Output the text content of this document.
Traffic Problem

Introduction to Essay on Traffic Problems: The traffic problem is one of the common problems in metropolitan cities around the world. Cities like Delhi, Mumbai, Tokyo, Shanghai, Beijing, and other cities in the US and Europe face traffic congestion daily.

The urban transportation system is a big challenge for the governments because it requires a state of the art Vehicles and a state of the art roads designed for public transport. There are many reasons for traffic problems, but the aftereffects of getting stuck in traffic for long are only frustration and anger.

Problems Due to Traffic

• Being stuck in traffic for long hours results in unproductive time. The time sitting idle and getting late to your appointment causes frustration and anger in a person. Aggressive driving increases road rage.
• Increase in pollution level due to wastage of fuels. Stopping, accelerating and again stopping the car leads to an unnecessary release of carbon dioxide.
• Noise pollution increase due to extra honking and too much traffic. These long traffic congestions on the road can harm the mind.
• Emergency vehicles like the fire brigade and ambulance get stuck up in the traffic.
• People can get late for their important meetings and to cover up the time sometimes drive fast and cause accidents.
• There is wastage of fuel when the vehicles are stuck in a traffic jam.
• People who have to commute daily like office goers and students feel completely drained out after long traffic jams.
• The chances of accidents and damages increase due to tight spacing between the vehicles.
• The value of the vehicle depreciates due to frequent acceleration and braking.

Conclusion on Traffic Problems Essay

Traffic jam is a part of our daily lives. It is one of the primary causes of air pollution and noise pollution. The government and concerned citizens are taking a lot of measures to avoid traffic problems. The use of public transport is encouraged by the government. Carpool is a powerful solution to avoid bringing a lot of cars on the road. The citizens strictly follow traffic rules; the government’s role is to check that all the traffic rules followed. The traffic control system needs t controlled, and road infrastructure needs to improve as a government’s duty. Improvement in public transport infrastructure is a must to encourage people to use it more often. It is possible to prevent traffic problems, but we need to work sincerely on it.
------------------------------------------------------------
Set task
Return each line of the listing that holds the string "Essay".

Response
Introduction to Essay on Traffic Problems: The traffic problem is one of the common problems in metropolitan cities around the world. Cities like Delhi, Mumbai, Tokyo, Shanghai, Beijing, and other cities in the US and Europe face traffic congestion daily.
Conclusion on Traffic Problems Essay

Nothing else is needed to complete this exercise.